## Instruções da tarefa
Reproduza o trecho do documento entre "Na semana seguinte, também" e "prisionais do país.", inclusive, trocando "superlotação" por "lotação excessiva".

Na reunião, a AIDEF e o grupo de organizações da sociedade civil buscaram caminhos conjuntos para trabalhar pelo fortalecimento do direito de defesa na América Latina, especialmente junto à Organização dos Estados Americanos (OEA). Para Isadora Fingermann, diretora executiva do IDDD que participou do encontro, “o contato com a AIDEF auxilia na estratégia de advocacy internacional da pesquisa, em torno de propostas que fortaleçam a observância do direito de defesa em todos os países da região”. Fingermann antecipou que durante a reunião o grupo concordou em pleitear em conjunto uma audiência temática junto à Comissão Interamericana de Direitos Humanos (CIDH) da OEA sobre defesa criminal efetiva na América Latina.

Na semana seguinte, também em Washington D.C., aconteceu o 161º Período ordinário de Sessões da CIDH, com a realização de audiências temáticas. No dia 22, foi a vez do IDDD e mais nove organizações (Associação pela Reforma Prisional – ARP, Conectas Direitos Humanos, Instituto Brasileiro de Ciências Criminais – IBCCRIM, Instituto de Defensores de Direitos Humanos – DDH, Instituto Sou da Paz, Instituto Terra, Trabalho e Cidadania – ITTC, Justiça Global, Pastoral Carcerária Nacional e Rede Justiça Criminal) denunciarem a crise que tomou conta do sistema carcerário brasileiro no início deste ano, resultando na morte de 126 pessoas, além de, uma vez mais, atacarem a superlotação e as condições sub-humanas das unidades prisionais do país.

Representando o Estado brasileiro, o diretor-geral do Departamento Penitenciário Nacional (DEPEN) Marco Antônio Severo Silva reconheceu alguns dos problemas existentes no sistema prisional brasileiro, mas trouxe informações sobre as ações que estariam sendo tomadas pelo governo federal.

## Material de estudo
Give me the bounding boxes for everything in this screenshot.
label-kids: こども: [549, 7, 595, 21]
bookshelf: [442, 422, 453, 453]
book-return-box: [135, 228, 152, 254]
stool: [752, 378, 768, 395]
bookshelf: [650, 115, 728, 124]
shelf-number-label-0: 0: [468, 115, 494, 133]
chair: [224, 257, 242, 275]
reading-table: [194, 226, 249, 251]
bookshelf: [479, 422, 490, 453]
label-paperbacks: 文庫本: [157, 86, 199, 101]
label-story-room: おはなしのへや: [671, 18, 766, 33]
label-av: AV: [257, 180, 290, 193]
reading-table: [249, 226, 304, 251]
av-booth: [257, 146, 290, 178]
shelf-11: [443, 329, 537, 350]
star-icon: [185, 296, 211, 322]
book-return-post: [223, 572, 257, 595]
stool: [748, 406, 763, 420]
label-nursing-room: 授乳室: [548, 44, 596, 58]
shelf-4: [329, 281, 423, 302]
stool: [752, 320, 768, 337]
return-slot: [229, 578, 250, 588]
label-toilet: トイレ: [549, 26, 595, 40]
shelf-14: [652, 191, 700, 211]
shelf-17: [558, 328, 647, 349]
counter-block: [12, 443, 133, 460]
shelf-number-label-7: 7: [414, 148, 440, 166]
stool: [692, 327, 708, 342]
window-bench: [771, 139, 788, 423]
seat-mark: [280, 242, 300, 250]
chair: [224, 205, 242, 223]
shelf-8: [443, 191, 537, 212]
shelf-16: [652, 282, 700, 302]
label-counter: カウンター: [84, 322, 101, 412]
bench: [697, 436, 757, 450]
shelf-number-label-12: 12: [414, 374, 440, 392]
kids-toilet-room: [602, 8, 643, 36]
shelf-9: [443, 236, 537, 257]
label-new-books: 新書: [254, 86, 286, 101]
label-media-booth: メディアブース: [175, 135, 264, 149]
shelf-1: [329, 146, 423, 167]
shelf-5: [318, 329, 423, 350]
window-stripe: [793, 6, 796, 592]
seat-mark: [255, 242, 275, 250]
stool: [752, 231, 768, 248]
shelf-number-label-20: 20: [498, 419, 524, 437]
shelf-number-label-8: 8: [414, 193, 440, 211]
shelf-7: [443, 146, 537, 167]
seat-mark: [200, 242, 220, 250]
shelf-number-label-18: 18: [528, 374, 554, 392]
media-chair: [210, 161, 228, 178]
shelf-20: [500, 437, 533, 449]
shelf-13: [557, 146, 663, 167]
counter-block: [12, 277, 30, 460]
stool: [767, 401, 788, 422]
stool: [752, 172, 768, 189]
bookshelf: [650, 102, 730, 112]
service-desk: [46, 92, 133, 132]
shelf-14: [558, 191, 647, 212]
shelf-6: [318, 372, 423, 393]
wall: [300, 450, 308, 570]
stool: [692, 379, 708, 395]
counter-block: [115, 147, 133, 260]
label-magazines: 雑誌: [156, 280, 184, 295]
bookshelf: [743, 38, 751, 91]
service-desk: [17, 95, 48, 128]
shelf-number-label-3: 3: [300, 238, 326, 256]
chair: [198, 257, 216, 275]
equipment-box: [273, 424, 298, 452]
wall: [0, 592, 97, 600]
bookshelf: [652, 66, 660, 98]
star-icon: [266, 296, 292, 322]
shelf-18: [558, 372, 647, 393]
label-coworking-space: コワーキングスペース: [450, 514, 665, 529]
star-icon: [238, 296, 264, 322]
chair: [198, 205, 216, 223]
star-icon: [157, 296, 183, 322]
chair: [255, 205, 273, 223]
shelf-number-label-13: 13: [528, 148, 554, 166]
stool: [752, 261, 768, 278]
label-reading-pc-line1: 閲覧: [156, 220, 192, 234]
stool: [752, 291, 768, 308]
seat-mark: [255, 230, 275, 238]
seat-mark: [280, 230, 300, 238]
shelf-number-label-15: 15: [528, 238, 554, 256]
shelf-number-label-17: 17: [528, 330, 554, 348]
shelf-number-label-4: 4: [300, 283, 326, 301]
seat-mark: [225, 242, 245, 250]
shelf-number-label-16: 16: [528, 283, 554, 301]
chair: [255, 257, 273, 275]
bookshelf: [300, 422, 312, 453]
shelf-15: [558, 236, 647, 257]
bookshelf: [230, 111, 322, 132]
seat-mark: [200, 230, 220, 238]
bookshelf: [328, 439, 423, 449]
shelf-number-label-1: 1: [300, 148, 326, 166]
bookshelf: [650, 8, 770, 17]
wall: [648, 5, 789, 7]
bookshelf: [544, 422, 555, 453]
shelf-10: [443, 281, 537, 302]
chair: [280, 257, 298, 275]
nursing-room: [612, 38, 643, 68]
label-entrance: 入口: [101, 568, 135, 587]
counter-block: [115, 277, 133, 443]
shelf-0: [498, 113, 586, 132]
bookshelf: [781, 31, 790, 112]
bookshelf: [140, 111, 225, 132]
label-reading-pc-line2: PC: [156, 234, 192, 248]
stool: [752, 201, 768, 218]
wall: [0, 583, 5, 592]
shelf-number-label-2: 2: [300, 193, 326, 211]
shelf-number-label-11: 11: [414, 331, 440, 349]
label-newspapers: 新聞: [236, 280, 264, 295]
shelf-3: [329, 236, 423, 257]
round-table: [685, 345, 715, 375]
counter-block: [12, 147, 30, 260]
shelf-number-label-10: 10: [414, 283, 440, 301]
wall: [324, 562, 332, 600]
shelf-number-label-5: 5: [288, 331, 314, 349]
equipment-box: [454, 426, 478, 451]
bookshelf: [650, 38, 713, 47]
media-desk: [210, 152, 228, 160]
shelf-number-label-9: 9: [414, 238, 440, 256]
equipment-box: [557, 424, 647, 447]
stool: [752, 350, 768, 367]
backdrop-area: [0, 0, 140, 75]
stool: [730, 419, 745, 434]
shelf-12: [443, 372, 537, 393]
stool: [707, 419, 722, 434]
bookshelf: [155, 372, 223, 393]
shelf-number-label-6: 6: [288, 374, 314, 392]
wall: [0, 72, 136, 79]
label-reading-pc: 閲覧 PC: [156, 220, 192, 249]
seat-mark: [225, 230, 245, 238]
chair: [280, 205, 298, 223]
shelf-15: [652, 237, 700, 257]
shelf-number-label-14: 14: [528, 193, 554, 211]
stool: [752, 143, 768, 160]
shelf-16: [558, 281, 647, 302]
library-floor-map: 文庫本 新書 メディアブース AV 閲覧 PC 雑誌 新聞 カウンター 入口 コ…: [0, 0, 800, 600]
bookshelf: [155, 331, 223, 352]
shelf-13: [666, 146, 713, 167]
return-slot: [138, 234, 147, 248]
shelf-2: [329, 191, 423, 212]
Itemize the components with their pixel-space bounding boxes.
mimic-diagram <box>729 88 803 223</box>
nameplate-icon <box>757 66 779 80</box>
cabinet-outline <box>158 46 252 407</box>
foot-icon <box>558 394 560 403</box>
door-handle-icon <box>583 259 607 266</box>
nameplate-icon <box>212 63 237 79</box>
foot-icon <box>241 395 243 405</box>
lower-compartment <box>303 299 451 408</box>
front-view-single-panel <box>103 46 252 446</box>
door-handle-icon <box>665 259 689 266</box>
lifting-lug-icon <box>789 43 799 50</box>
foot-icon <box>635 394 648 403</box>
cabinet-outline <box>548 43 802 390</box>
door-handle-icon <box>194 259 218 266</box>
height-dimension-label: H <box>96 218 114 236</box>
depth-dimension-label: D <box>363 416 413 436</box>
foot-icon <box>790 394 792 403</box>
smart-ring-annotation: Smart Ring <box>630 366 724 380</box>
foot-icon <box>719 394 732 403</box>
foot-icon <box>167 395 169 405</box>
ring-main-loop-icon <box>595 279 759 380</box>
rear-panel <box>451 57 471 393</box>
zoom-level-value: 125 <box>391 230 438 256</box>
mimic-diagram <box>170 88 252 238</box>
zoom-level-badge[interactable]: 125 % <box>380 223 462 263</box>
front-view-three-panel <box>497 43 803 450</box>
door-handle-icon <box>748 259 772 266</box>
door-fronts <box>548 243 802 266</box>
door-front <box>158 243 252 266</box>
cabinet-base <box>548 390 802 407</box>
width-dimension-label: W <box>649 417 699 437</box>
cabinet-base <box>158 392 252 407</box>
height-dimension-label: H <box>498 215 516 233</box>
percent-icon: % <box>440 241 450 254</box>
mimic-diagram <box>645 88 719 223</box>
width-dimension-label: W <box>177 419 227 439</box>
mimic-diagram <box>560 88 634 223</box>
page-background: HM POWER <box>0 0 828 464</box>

## Resultado do exercício
Na semana seguinte, também em Washington D.C., aconteceu o 161º Período ordinário de Sessões da CIDH, com a realização de audiências temáticas. No dia 22, foi a vez do IDDD e mais nove organizações (Associação pela Reforma Prisional – ARP, Conectas Direitos Humanos, Instituto Brasileiro de Ciências Criminais – IBCCRIM, Instituto de Defensores de Direitos Humanos – DDH, Instituto Sou da Paz, Instituto Terra, Trabalho e Cidadania – ITTC, Justiça Global, Pastoral Carcerária Nacional e Rede Justiça Criminal) denunciarem a crise que tomou conta do sistema carcerário brasileiro no início deste ano, resultando na morte de 126 pessoas, além de, uma vez mais, atacarem a lotação excessiva e as condições sub-humanas das unidades prisionais do país.